Written request: Sift the material for lines containing "amount", and return them.

Dataset:
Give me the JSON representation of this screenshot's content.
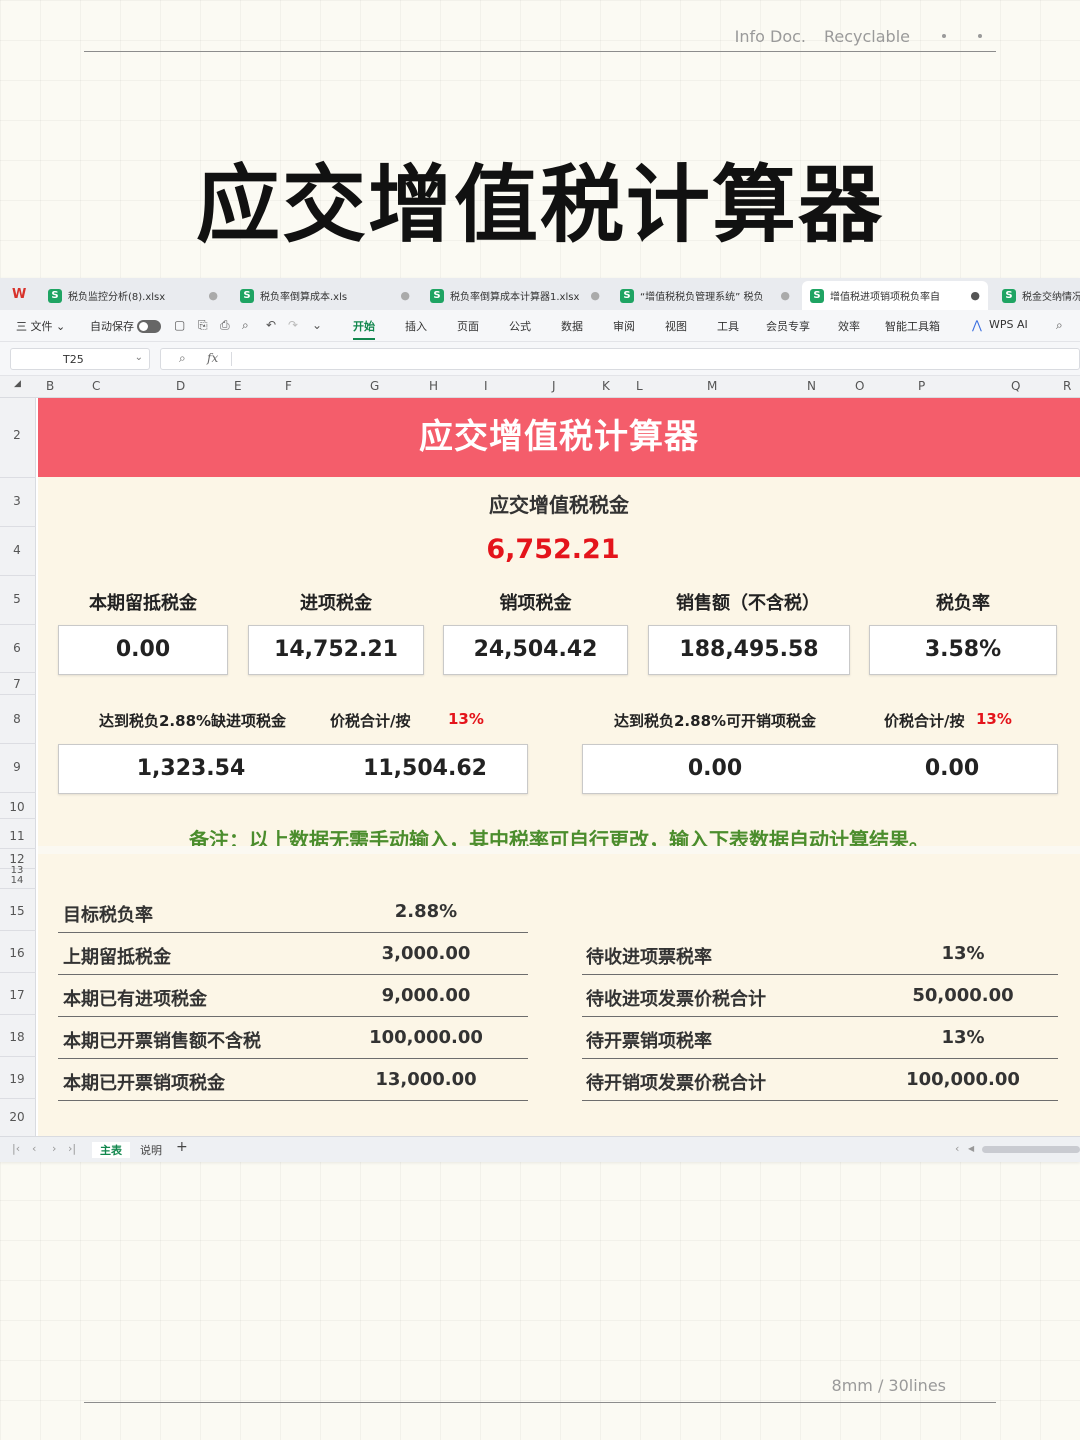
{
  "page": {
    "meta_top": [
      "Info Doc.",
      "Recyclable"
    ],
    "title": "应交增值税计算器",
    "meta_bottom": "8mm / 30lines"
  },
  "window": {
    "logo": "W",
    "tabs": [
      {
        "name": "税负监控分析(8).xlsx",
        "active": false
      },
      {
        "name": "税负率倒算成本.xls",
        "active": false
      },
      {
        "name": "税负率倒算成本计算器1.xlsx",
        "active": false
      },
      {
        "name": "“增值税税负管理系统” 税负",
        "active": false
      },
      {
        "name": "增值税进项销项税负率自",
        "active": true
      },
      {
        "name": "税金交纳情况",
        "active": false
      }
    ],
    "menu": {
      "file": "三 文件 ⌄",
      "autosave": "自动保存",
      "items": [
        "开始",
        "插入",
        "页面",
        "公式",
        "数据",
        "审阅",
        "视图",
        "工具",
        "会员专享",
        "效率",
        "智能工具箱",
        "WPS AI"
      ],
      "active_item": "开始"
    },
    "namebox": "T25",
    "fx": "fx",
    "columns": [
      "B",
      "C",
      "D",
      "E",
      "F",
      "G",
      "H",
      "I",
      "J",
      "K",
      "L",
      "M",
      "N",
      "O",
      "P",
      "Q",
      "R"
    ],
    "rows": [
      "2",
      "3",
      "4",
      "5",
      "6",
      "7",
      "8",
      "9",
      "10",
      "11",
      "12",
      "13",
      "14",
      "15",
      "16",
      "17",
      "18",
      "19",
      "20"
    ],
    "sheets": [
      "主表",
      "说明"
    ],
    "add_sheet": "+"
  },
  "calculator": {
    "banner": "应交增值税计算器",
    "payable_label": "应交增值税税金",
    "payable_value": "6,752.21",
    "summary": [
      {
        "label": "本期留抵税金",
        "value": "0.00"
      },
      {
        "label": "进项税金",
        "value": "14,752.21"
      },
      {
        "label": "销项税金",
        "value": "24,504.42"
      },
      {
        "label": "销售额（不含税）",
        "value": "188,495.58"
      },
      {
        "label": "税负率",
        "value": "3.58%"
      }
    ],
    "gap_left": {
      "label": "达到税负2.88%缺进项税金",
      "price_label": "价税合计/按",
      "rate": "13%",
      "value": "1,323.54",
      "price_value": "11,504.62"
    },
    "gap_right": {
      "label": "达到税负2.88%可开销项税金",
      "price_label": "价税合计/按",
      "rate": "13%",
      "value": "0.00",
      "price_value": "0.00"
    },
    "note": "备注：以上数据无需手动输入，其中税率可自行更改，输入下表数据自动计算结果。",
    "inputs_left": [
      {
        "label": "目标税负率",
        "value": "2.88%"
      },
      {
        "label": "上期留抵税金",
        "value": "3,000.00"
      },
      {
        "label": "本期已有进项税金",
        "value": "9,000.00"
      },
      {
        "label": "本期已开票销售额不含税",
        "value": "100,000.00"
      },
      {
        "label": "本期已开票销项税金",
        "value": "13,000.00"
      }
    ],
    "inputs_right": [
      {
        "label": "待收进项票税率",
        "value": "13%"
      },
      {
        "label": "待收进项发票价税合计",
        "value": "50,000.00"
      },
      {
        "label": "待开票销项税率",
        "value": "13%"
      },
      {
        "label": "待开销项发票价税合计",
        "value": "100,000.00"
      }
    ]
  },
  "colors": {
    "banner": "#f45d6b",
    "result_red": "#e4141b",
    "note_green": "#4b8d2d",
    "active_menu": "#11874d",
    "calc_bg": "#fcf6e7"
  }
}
==
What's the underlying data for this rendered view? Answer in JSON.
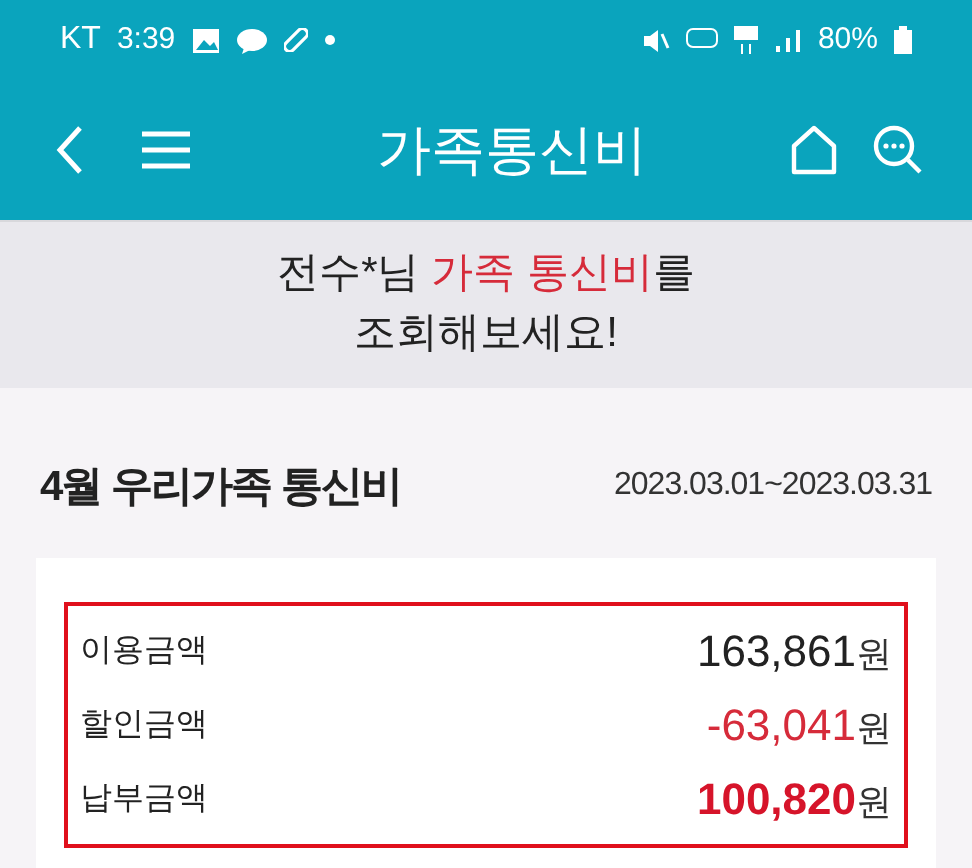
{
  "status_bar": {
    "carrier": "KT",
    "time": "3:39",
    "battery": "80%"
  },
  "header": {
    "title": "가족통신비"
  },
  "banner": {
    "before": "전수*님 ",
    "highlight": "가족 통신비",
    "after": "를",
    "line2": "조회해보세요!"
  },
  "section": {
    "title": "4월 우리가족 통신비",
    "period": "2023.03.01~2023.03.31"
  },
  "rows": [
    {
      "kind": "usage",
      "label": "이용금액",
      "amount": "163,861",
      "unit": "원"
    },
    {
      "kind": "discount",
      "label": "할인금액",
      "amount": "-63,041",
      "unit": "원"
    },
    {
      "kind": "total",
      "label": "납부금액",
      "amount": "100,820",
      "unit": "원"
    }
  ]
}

Complete response:
      "amount": "163,861",
      "amount": "-63,041",
      "amount": "100,820",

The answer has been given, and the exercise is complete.